Task instructions:
Retype the whole listing, please, keeping every line exact and dropping the pictures.

[Data extracted from a collection]
::::

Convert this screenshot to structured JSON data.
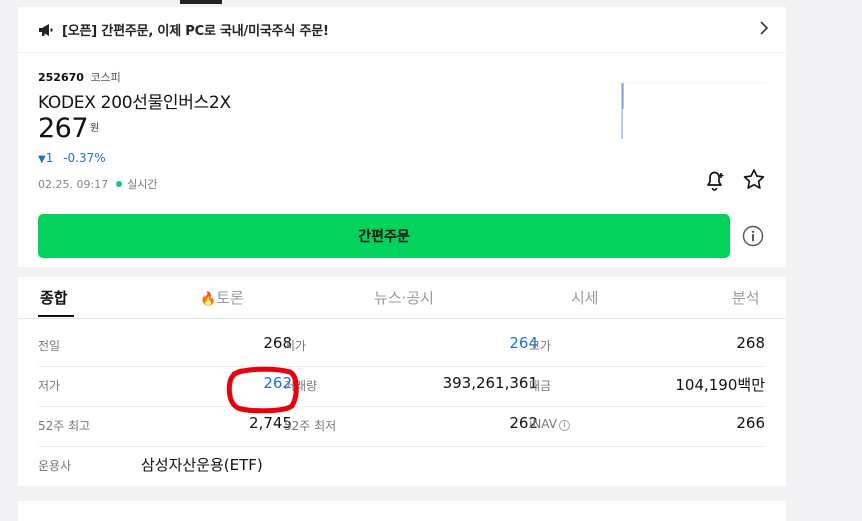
{
  "notice": {
    "text": "[오픈] 간편주문, 이제 PC로 국내/미국주식 주문!",
    "icon": "megaphone-icon"
  },
  "stock": {
    "code": "252670",
    "market": "코스피",
    "name": "KODEX 200선물인버스2X",
    "price": "267",
    "unit": "원",
    "change_arrow": "▼",
    "change": "1",
    "change_pct": "-0.37%",
    "time": "02.25. 09:17",
    "live_label": "실시간",
    "down_color": "#1e6fd9"
  },
  "order": {
    "button_label": "간편주문",
    "button_color": "#03d35c"
  },
  "tabs": [
    {
      "label": "종합",
      "active": true
    },
    {
      "label": "토론",
      "active": false
    },
    {
      "label": "뉴스·공시",
      "active": false
    },
    {
      "label": "시세",
      "active": false
    },
    {
      "label": "분석",
      "active": false
    }
  ],
  "table": {
    "row1": {
      "l1": "전일",
      "v1": "268",
      "l2": "시가",
      "v2": "264",
      "l3": "고가",
      "v3": "268"
    },
    "row2": {
      "l1": "저가",
      "v1": "262",
      "l2": "거래량",
      "v2": "393,261,361",
      "l3": "대금",
      "v3": "104,190백만"
    },
    "row3": {
      "l1": "52주 최고",
      "v1": "2,745",
      "l2": "52주 최저",
      "v2": "262",
      "l3": "iNAV",
      "v3": "266"
    },
    "row4": {
      "l1": "운용사",
      "v1": "삼성자산운용(ETF)"
    }
  },
  "annotation_color": "#e8000f"
}
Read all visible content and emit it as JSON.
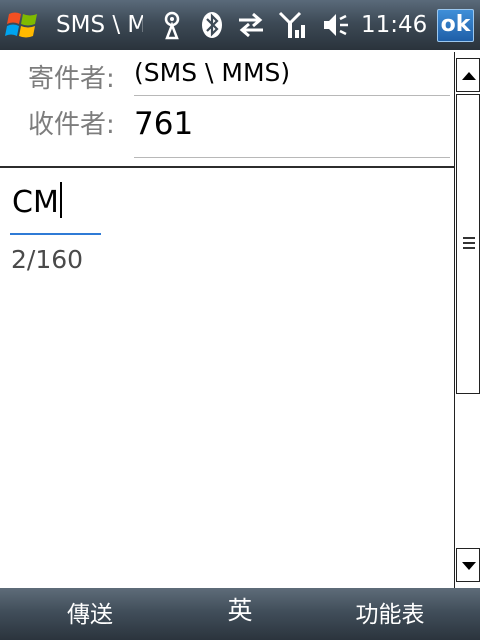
{
  "status_bar": {
    "title": "SMS \\ MMS",
    "time": "11:46",
    "ok_label": "ok",
    "icons": [
      "windows-start-icon",
      "connectivity-icon",
      "bluetooth-icon",
      "data-transfer-icon",
      "signal-strength-icon",
      "speaker-icon"
    ]
  },
  "header": {
    "from_label": "寄件者:",
    "from_value": "(SMS \\ MMS)",
    "to_label": "收件者:",
    "to_value": "761"
  },
  "message": {
    "body": "CM",
    "char_count": "2/160"
  },
  "softkeys": {
    "left": "傳送",
    "middle": "英",
    "right": "功能表"
  },
  "colors": {
    "bar_top": "#5a6a7a",
    "bar_bottom": "#2a333c",
    "accent": "#2f7bd6",
    "ok_button": "#1f5fa8"
  }
}
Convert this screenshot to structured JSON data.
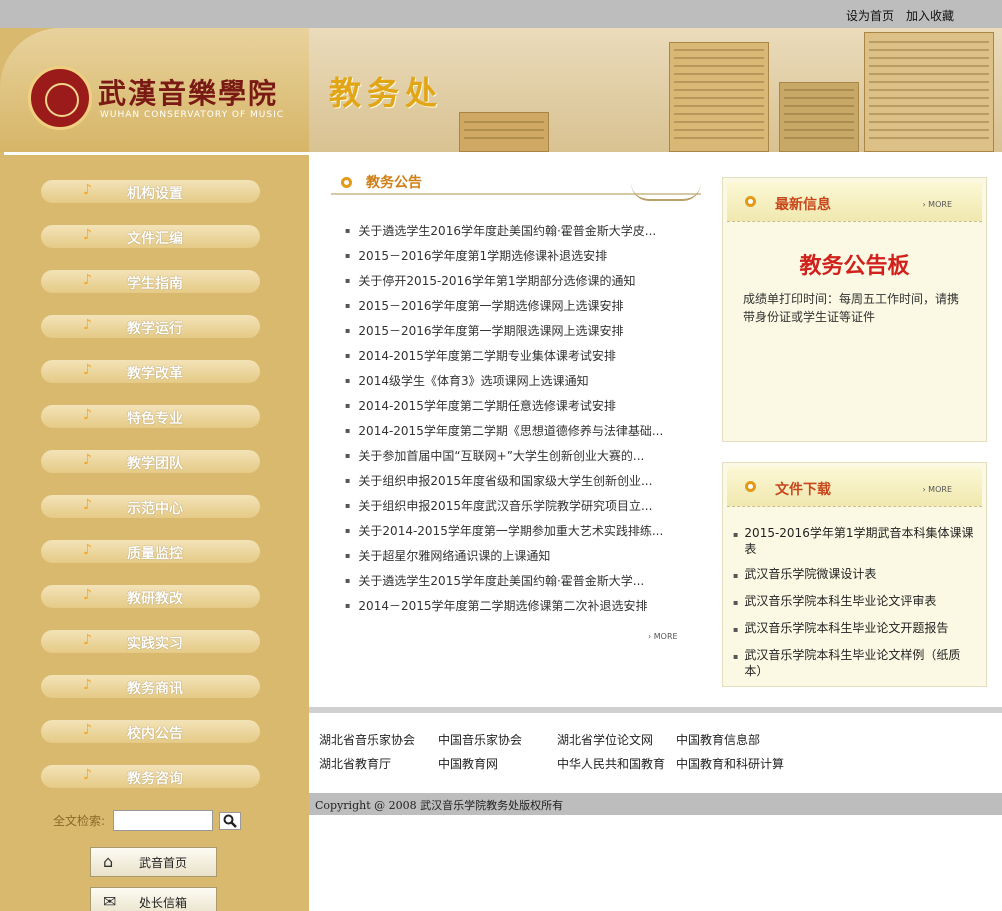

::::

Response to the task:
Convert this screenshot to structured JSON data.
{
  "notice": {
    "text": "[오픈] 간편주문, 이제 PC로 국내/미국주식 주문!",
    "icon": "megaphone-icon"
  },
  "stock": {
    "code": "252670",
    "market": "코스피",
    "name": "KODEX 200선물인버스2X",
    "price": "267",
    "unit": "원",
    "change_arrow": "▼",
    "change": "1",
    "change_pct": "-0.37%",
    "time": "02.25. 09:17",
    "live_label": "실시간",
    "down_color": "#1e6fd9"
  },
  "order": {
    "button_label": "간편주문",
    "button_color": "#03d35c"
  },
  "tabs": [
    {
      "label": "종합",
      "active": true
    },
    {
      "label": "토론",
      "active": false
    },
    {
      "label": "뉴스·공시",
      "active": false
    },
    {
      "label": "시세",
      "active": false
    },
    {
      "label": "분석",
      "active": false
    }
  ],
  "table": {
    "row1": {
      "l1": "전일",
      "v1": "268",
      "l2": "시가",
      "v2": "264",
      "l3": "고가",
      "v3": "268"
    },
    "row2": {
      "l1": "저가",
      "v1": "262",
      "l2": "거래량",
      "v2": "393,261,361",
      "l3": "대금",
      "v3": "104,190백만"
    },
    "row3": {
      "l1": "52주 최고",
      "v1": "2,745",
      "l2": "52주 최저",
      "v2": "262",
      "l3": "iNAV",
      "v3": "266"
    },
    "row4": {
      "l1": "운용사",
      "v1": "삼성자산운용(ETF)"
    }
  },
  "annotation_color": "#e8000f"
}
Read all visible content and emit it as JSON.
{
  "status_bar": {
    "title": "SMS \\ MMS",
    "time": "11:46",
    "ok_label": "ok",
    "icons": [
      "windows-start-icon",
      "connectivity-icon",
      "bluetooth-icon",
      "data-transfer-icon",
      "signal-strength-icon",
      "speaker-icon"
    ]
  },
  "header": {
    "from_label": "寄件者:",
    "from_value": "(SMS \\ MMS)",
    "to_label": "收件者:",
    "to_value": "761"
  },
  "message": {
    "body": "CM",
    "char_count": "2/160"
  },
  "softkeys": {
    "left": "傳送",
    "middle": "英",
    "right": "功能表"
  },
  "colors": {
    "bar_top": "#5a6a7a",
    "bar_bottom": "#2a333c",
    "accent": "#2f7bd6",
    "ok_button": "#1f5fa8"
  }
}
Convert this screenshot to structured JSON data.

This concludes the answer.